* START Material for this task *

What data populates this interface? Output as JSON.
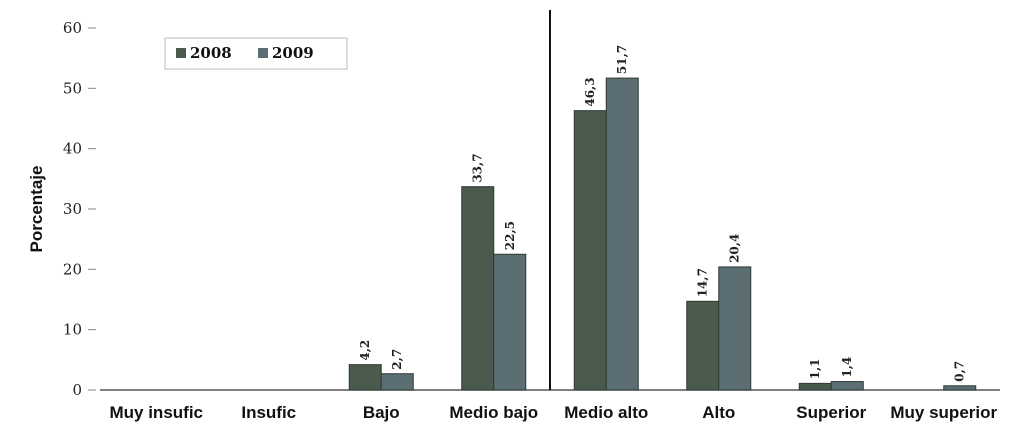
{
  "chart_data": {
    "type": "bar",
    "categories": [
      "Muy insufic",
      "Insufic",
      "Bajo",
      "Medio bajo",
      "Medio alto",
      "Alto",
      "Superior",
      "Muy superior"
    ],
    "series": [
      {
        "name": "2008",
        "values": [
          null,
          null,
          4.2,
          33.7,
          46.3,
          14.7,
          1.1,
          null
        ],
        "labels": [
          "",
          "",
          "4,2",
          "33,7",
          "46,3",
          "14,7",
          "1,1",
          ""
        ],
        "color": "#4a5a4c"
      },
      {
        "name": "2009",
        "values": [
          null,
          null,
          2.7,
          22.5,
          51.7,
          20.4,
          1.4,
          0.7
        ],
        "labels": [
          "",
          "",
          "2,7",
          "22,5",
          "51,7",
          "20,4",
          "1,4",
          "0,7"
        ],
        "color": "#5b6e73"
      }
    ],
    "ylabel": "Porcentaje",
    "yticks": [
      0,
      10,
      20,
      30,
      40,
      50,
      60
    ],
    "ylim": [
      0,
      60
    ],
    "legend_placement": "top-left",
    "divider_after_category": "Medio bajo",
    "grid": false
  }
}
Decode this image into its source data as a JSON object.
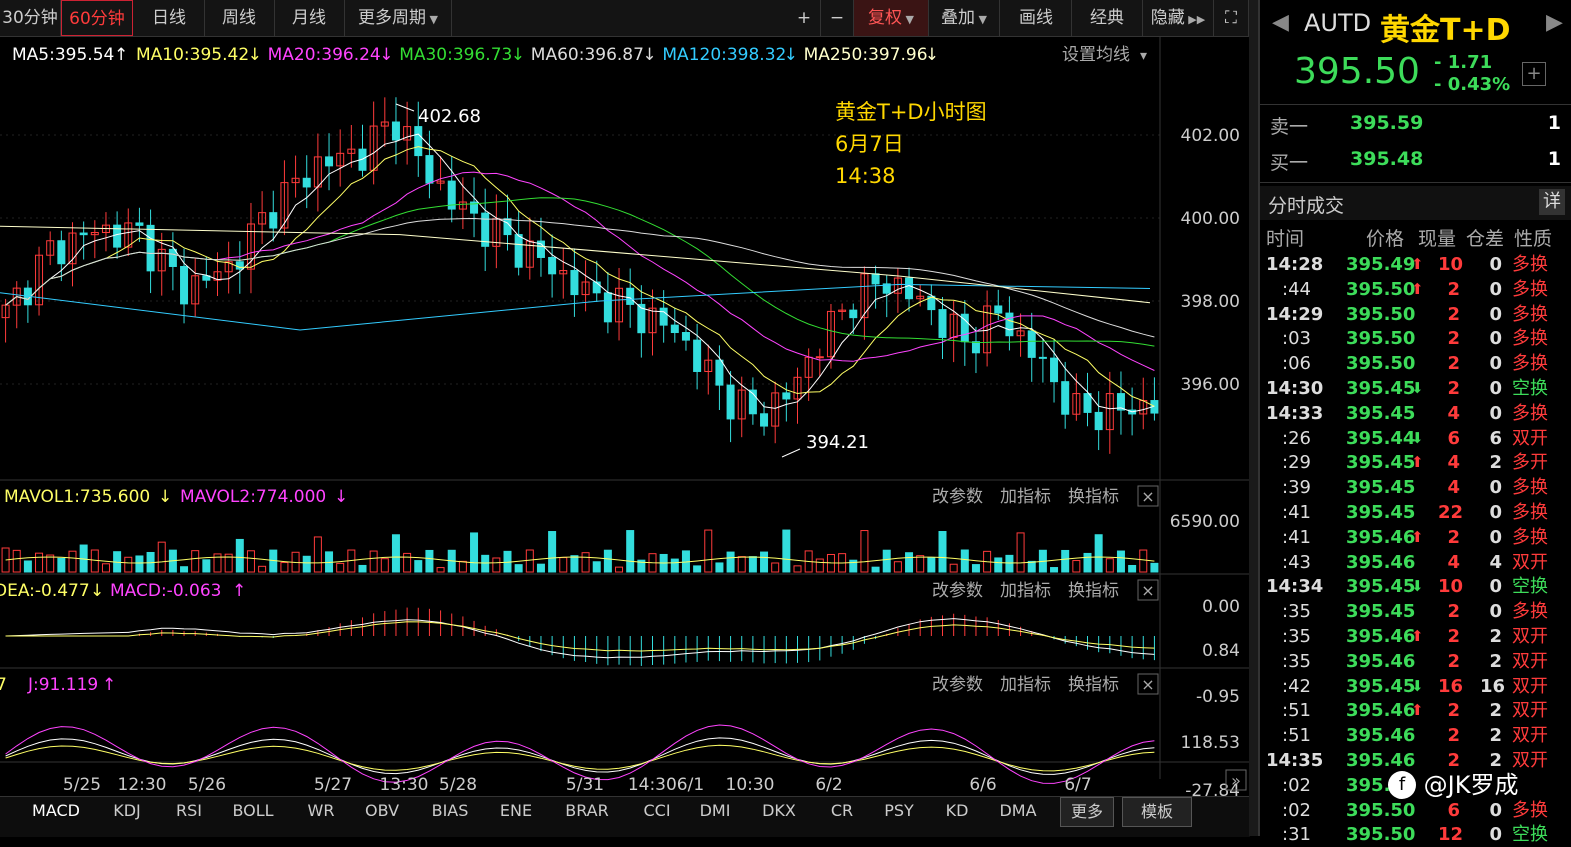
{
  "toolbar": {
    "tabs": [
      "30分钟",
      "60分钟",
      "日线",
      "周线",
      "月线",
      "更多周期"
    ],
    "active_tab": "60分钟",
    "buttons": [
      "+",
      "−",
      "复权",
      "叠加",
      "画线",
      "经典",
      "隐藏"
    ]
  },
  "ma_legend": [
    {
      "label": "MA5:395.54",
      "arrow": "↑",
      "color": "#ffffff"
    },
    {
      "label": "MA10:395.42",
      "arrow": "↓",
      "color": "#ffff66"
    },
    {
      "label": "MA20:396.24",
      "arrow": "↓",
      "color": "#ff44ff"
    },
    {
      "label": "MA30:396.73",
      "arrow": "↓",
      "color": "#33dd33"
    },
    {
      "label": "MA60:396.87",
      "arrow": "↓",
      "color": "#dddddd"
    },
    {
      "label": "MA120:398.32",
      "arrow": "↓",
      "color": "#33ccff"
    },
    {
      "label": "MA250:397.96",
      "arrow": "↓",
      "color": "#ffffcc"
    }
  ],
  "ma_settings": "设置均线",
  "annotation": {
    "line1": "黄金T+D小时图",
    "line2": "6月7日",
    "line3": "14:38"
  },
  "price_axis": [
    "402.00",
    "400.00",
    "398.00",
    "396.00"
  ],
  "high_label": "402.68",
  "low_label": "394.21",
  "vol_legend": {
    "mavol1": "MAVOL1:735.600",
    "mavol1_arrow": "↓",
    "mavol2": "MAVOL2:774.000",
    "mavol2_arrow": "↓"
  },
  "vol_axis": [
    "6590.00",
    "0.00"
  ],
  "macd_legend": {
    "dea": "DEA:-0.477",
    "dea_arrow": "↓",
    "macd": "MACD:-0.063",
    "macd_arrow": "↑"
  },
  "macd_axis": [
    "0.84",
    "-0.95"
  ],
  "kdj_legend": {
    "j": "J:91.119",
    "j_arrow": "↑"
  },
  "kdj_axis": [
    "118.53",
    "-27.84"
  ],
  "panel_actions": [
    "改参数",
    "加指标",
    "换指标"
  ],
  "time_axis": [
    "5/25",
    "12:30",
    "5/26",
    "5/27",
    "13:30",
    "5/28",
    "5/31",
    "14:306/1",
    "10:30",
    "6/2",
    "6/6",
    "6/7"
  ],
  "bottom_tabs": [
    "MACD",
    "KDJ",
    "RSI",
    "BOLL",
    "WR",
    "OBV",
    "BIAS",
    "ENE",
    "BRAR",
    "CCI",
    "DMI",
    "DKX",
    "CR",
    "PSY",
    "KD",
    "DMA",
    "更多",
    "模板"
  ],
  "quote": {
    "code": "AUTD",
    "name": "黄金T+D",
    "price": "395.50",
    "change": "- 1.71",
    "change_pct": "- 0.43%",
    "sell_label": "卖一",
    "sell_price": "395.59",
    "sell_qty": "1",
    "buy_label": "买一",
    "buy_price": "395.48",
    "buy_qty": "1"
  },
  "trades_panel": {
    "title": "分时成交",
    "detail_btn": "详",
    "headers": [
      "时间",
      "价格",
      "现量",
      "仓差",
      "性质"
    ],
    "rows": [
      {
        "time": "14:28",
        "bold": true,
        "price": "395.49",
        "dir": "up",
        "vol": "10",
        "oi": "0",
        "nature": "多换",
        "nc": "red"
      },
      {
        "time": ":44",
        "bold": false,
        "price": "395.50",
        "dir": "up",
        "vol": "2",
        "oi": "0",
        "nature": "多换",
        "nc": "red"
      },
      {
        "time": "14:29",
        "bold": true,
        "price": "395.50",
        "dir": "",
        "vol": "2",
        "oi": "0",
        "nature": "多换",
        "nc": "red"
      },
      {
        "time": ":03",
        "bold": false,
        "price": "395.50",
        "dir": "",
        "vol": "2",
        "oi": "0",
        "nature": "多换",
        "nc": "red"
      },
      {
        "time": ":06",
        "bold": false,
        "price": "395.50",
        "dir": "",
        "vol": "2",
        "oi": "0",
        "nature": "多换",
        "nc": "red"
      },
      {
        "time": "14:30",
        "bold": true,
        "price": "395.45",
        "dir": "down",
        "vol": "2",
        "oi": "0",
        "nature": "空换",
        "nc": "green"
      },
      {
        "time": "14:33",
        "bold": true,
        "price": "395.45",
        "dir": "",
        "vol": "4",
        "oi": "0",
        "nature": "多换",
        "nc": "red"
      },
      {
        "time": ":26",
        "bold": false,
        "price": "395.44",
        "dir": "down",
        "vol": "6",
        "oi": "6",
        "nature": "双开",
        "nc": "red"
      },
      {
        "time": ":29",
        "bold": false,
        "price": "395.45",
        "dir": "up",
        "vol": "4",
        "oi": "2",
        "nature": "多开",
        "nc": "red"
      },
      {
        "time": ":39",
        "bold": false,
        "price": "395.45",
        "dir": "",
        "vol": "4",
        "oi": "0",
        "nature": "多换",
        "nc": "red"
      },
      {
        "time": ":41",
        "bold": false,
        "price": "395.45",
        "dir": "",
        "vol": "22",
        "oi": "0",
        "nature": "多换",
        "nc": "red"
      },
      {
        "time": ":41",
        "bold": false,
        "price": "395.46",
        "dir": "up",
        "vol": "2",
        "oi": "0",
        "nature": "多换",
        "nc": "red"
      },
      {
        "time": ":43",
        "bold": false,
        "price": "395.46",
        "dir": "",
        "vol": "4",
        "oi": "4",
        "nature": "双开",
        "nc": "red"
      },
      {
        "time": "14:34",
        "bold": true,
        "price": "395.45",
        "dir": "down",
        "vol": "10",
        "oi": "0",
        "nature": "空换",
        "nc": "green"
      },
      {
        "time": ":35",
        "bold": false,
        "price": "395.45",
        "dir": "",
        "vol": "2",
        "oi": "0",
        "nature": "多换",
        "nc": "red"
      },
      {
        "time": ":35",
        "bold": false,
        "price": "395.46",
        "dir": "up",
        "vol": "2",
        "oi": "2",
        "nature": "双开",
        "nc": "red"
      },
      {
        "time": ":35",
        "bold": false,
        "price": "395.46",
        "dir": "",
        "vol": "2",
        "oi": "2",
        "nature": "双开",
        "nc": "red"
      },
      {
        "time": ":42",
        "bold": false,
        "price": "395.45",
        "dir": "down",
        "vol": "16",
        "oi": "16",
        "nature": "双开",
        "nc": "red"
      },
      {
        "time": ":51",
        "bold": false,
        "price": "395.46",
        "dir": "up",
        "vol": "2",
        "oi": "2",
        "nature": "双开",
        "nc": "red"
      },
      {
        "time": ":51",
        "bold": false,
        "price": "395.46",
        "dir": "",
        "vol": "2",
        "oi": "2",
        "nature": "双开",
        "nc": "red"
      },
      {
        "time": "14:35",
        "bold": true,
        "price": "395.46",
        "dir": "",
        "vol": "2",
        "oi": "2",
        "nature": "双开",
        "nc": "red"
      },
      {
        "time": ":02",
        "bold": false,
        "price": "395.5",
        "dir": "",
        "vol": "",
        "oi": "",
        "nature": "",
        "nc": "red"
      },
      {
        "time": ":02",
        "bold": false,
        "price": "395.50",
        "dir": "",
        "vol": "6",
        "oi": "0",
        "nature": "多换",
        "nc": "red"
      },
      {
        "time": ":31",
        "bold": false,
        "price": "395.50",
        "dir": "",
        "vol": "12",
        "oi": "0",
        "nature": "空换",
        "nc": "green"
      }
    ]
  },
  "watermark": "@JK罗成",
  "colors": {
    "up": "#ff3b3b",
    "down": "#33dddd",
    "accent": "#ffd700",
    "panel_bg": "#000000"
  }
}
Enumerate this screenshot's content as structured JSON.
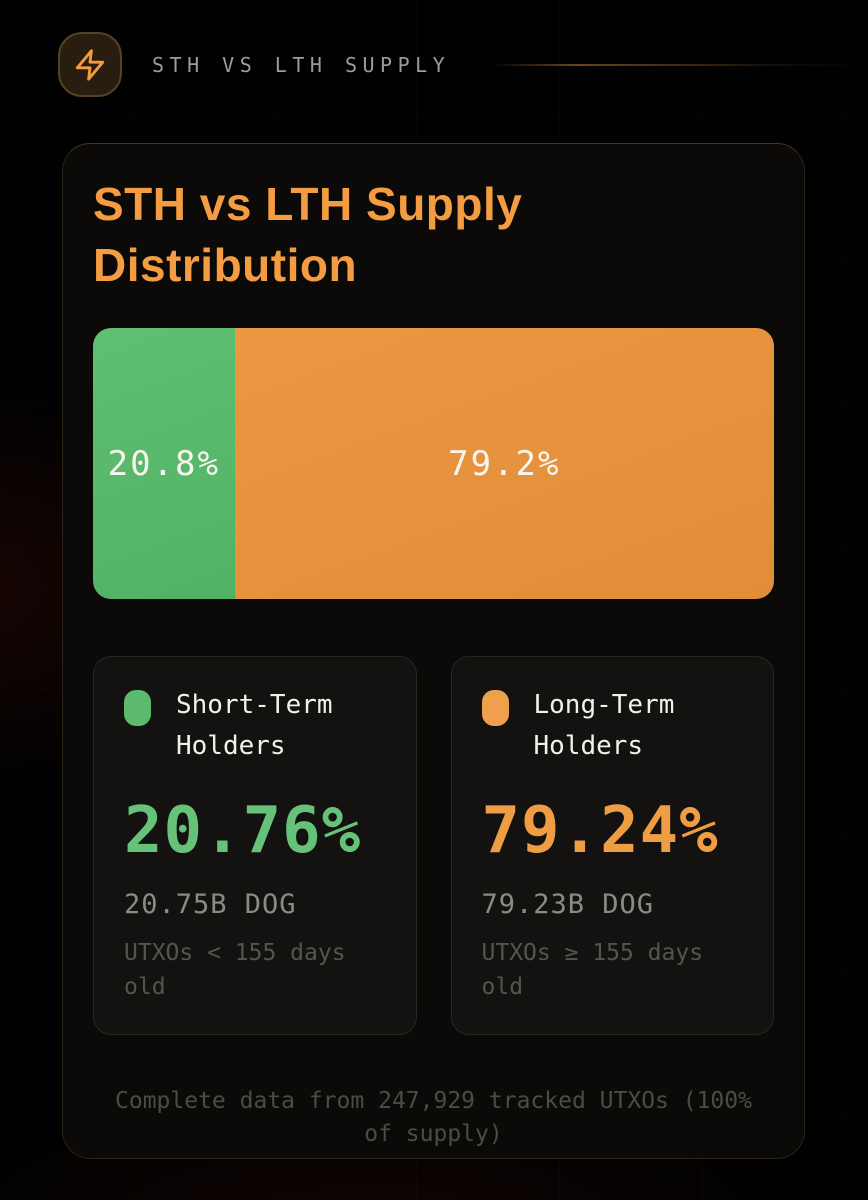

* END Material for this task *

== Task to carry out ==
From the material above, copy each line that includes the word "Medio".

== Exercise response ==
      "Medio bajo",
      "Medio alto",
    "divider_after_category": "Medio bajo",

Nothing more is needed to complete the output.